(Data excerpts)
········

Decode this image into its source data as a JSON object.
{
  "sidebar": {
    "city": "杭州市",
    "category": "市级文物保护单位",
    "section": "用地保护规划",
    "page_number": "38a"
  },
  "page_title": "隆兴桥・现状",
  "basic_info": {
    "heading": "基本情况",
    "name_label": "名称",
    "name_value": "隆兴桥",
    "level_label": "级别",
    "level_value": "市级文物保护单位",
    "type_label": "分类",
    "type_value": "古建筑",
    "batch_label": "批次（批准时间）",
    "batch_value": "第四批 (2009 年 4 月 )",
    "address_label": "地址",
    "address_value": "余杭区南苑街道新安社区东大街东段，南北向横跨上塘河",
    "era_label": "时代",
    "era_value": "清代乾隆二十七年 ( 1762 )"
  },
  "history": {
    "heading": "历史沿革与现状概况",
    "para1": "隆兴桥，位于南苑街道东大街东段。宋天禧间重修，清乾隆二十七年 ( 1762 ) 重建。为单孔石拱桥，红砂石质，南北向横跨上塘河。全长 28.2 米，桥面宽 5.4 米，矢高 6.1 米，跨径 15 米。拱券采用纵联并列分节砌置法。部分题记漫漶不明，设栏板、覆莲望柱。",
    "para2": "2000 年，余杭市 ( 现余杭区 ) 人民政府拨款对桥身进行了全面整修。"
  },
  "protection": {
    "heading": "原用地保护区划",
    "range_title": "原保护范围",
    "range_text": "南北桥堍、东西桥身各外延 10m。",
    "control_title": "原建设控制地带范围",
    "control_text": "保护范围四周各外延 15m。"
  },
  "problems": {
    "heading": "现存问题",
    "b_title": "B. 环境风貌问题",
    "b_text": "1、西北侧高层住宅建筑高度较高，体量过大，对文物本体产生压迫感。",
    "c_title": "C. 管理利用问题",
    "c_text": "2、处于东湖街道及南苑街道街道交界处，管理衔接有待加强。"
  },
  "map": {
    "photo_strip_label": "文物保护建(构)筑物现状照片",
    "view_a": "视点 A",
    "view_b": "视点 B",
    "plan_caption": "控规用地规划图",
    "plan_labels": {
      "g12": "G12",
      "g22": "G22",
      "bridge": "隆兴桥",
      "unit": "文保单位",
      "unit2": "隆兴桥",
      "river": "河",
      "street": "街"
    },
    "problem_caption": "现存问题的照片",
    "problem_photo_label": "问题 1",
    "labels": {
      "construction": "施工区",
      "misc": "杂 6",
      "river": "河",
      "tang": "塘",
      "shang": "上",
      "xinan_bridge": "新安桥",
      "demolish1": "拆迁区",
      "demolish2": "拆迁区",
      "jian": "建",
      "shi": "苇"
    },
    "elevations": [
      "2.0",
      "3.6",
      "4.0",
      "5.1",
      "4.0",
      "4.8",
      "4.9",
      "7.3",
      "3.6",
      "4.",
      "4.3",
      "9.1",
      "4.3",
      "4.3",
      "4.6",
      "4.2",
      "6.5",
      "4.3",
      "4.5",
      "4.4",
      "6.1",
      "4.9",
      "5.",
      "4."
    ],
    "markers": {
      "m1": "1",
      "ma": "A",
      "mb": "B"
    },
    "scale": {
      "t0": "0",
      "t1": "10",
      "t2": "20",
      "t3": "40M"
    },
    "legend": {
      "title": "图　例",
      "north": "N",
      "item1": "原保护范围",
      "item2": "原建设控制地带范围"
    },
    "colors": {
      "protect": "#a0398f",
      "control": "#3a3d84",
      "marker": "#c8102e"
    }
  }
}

········

Instructions for the task: From the listing above, collect every line that mentions the word "南北向横跨上塘河".

Answer for the task:
    "address_value": "余杭区南苑街道新安社区东大街东段，南北向横跨上塘河",
    "para1": "隆兴桥，位于南苑街道东大街东段。宋天禧间重修，清乾隆二十七年 ( 1762 ) 重建。为单孔石拱桥，红砂石质，南北向横跨上塘河。全长 28.2 米，桥面宽 5.4 米，矢高 6.1 米，跨径 15 米。拱券采用纵联并列分节砌置法。部分题记漫漶不明，设栏板、覆莲望柱。",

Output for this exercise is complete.